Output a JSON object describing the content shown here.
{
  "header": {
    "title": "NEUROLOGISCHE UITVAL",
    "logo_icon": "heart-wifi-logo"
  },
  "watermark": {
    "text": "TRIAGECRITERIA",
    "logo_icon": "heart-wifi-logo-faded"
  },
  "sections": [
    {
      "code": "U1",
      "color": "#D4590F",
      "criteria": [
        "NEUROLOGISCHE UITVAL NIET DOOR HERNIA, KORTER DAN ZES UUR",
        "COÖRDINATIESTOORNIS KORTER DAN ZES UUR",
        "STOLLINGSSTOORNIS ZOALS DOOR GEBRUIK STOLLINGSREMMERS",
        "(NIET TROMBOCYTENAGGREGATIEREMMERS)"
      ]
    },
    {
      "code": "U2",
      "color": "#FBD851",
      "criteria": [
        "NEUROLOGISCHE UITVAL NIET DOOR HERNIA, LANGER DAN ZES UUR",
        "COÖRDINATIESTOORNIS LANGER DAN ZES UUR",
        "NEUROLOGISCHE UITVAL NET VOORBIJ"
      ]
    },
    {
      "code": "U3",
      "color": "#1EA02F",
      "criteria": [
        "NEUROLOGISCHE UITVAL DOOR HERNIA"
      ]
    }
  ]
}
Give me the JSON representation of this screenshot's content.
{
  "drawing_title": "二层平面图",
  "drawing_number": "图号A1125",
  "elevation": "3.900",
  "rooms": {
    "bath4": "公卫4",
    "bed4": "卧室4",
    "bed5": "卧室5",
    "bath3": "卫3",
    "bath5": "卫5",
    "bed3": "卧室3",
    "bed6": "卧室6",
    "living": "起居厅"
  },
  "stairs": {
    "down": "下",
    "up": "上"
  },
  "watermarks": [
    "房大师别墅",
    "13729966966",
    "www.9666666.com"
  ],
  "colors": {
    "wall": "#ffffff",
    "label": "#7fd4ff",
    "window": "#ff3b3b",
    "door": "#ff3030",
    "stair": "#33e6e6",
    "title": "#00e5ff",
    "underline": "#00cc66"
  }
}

**Given request**
Using the listing above, say how many of its lines contain the string "HERNIA", giving nothing but the figure.

**Output for this exercise**
3